■ GOAL ■
Every line below that includes "dequoy" counts toward the total. Report that total alone.

------------------------------------------------------------------------

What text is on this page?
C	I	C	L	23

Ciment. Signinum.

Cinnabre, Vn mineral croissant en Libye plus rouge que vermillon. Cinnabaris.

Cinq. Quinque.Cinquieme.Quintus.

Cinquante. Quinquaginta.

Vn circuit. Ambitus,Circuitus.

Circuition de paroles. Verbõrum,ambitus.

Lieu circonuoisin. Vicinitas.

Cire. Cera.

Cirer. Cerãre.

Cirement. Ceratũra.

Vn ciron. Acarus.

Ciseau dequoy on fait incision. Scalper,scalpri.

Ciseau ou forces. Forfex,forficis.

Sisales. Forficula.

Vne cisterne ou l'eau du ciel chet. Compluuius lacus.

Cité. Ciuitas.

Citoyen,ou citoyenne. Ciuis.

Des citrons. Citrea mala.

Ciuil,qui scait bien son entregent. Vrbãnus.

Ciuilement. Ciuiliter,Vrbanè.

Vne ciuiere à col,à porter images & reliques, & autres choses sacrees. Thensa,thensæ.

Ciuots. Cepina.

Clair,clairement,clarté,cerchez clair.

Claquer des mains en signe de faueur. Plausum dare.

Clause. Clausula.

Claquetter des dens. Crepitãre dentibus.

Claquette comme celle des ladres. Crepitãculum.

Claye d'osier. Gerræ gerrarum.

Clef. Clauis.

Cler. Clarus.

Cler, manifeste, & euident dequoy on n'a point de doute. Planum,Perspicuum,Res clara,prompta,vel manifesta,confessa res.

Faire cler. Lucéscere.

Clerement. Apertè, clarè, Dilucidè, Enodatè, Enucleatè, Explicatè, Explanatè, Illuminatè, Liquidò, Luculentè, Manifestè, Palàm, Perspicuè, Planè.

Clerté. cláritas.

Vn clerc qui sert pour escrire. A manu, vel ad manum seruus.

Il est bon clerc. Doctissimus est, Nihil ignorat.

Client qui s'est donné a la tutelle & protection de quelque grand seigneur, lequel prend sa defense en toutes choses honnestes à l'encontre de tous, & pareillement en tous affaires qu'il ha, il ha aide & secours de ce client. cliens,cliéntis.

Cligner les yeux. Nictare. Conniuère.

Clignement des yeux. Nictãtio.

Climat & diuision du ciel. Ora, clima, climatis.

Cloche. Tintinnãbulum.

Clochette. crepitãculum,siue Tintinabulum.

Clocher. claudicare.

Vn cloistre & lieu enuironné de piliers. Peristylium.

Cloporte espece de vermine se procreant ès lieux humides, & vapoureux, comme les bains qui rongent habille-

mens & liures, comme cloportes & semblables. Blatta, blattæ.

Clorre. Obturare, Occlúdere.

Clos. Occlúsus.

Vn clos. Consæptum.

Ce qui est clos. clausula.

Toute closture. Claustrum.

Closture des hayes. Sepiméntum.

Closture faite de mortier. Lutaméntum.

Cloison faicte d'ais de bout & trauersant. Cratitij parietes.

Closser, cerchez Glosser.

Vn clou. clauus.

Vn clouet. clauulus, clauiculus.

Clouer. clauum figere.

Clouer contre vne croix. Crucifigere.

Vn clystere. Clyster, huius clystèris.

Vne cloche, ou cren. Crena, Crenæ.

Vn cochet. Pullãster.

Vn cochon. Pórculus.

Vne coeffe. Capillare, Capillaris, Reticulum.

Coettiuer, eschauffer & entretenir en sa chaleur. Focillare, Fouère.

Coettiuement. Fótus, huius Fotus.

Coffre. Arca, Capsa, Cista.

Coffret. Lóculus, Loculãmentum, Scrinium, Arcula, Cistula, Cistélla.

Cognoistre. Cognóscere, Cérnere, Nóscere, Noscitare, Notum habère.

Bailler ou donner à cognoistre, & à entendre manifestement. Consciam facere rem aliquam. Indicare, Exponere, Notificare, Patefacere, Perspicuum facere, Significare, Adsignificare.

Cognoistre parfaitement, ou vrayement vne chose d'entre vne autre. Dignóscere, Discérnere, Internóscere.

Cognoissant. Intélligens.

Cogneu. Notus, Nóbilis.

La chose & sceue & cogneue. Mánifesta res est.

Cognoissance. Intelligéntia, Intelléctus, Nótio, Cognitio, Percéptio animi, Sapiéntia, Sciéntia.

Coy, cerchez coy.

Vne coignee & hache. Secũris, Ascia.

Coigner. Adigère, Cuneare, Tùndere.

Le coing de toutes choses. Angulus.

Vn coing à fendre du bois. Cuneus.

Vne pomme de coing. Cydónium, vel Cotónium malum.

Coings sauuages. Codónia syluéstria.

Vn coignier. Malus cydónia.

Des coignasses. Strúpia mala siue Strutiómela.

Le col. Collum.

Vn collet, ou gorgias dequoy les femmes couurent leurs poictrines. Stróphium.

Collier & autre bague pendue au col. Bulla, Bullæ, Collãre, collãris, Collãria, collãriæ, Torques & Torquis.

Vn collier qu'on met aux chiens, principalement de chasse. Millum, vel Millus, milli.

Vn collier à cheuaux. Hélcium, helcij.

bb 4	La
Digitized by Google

------------------------------------------------------------------------

■ EXERCISE RESULT ■
3